Your goal. Each of the entries should be retyped precisely as it appears.

::: Material to process

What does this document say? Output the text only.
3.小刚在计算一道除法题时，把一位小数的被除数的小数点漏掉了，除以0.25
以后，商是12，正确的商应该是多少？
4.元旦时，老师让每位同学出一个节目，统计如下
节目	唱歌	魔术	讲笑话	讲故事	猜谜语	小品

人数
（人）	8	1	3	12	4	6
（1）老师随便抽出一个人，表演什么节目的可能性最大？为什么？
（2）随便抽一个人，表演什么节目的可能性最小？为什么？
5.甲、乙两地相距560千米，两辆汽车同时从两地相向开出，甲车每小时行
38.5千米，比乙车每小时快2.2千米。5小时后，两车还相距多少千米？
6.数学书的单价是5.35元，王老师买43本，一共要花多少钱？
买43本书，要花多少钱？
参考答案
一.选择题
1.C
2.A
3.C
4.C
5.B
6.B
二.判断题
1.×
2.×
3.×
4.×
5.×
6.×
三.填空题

::::::

Result for this task.
What does this document say? Output the text only.
3.小刚在计算一道除法题时，把一位小数的被除数的小数点漏掉了，除以0.25
以后，商是12，正确的商应该是多少？
4.元旦时，老师让每位同学出一个节目，统计如下
节目	唱歌	魔术	讲笑话	讲故事	猜谜语	小品

人数
（人）	8	1	3	12	4	6
（1）老师随便抽出一个人，表演什么节目的可能性最大？为什么？
（2）随便抽一个人，表演什么节目的可能性最小？为什么？
5.甲、乙两地相距560千米，两辆汽车同时从两地相向开出，甲车每小时行
38.5千米，比乙车每小时快2.2千米。5小时后，两车还相距多少千米？
6.数学书的单价是5.35元，王老师买43本，一共要花多少钱？
买43本书，要花多少钱？
参考答案
一.选择题
1.C
2.A
3.C
4.C
5.B
6.B
二.判断题
1.×
2.×
3.×
4.×
5.×
6.×
三.填空题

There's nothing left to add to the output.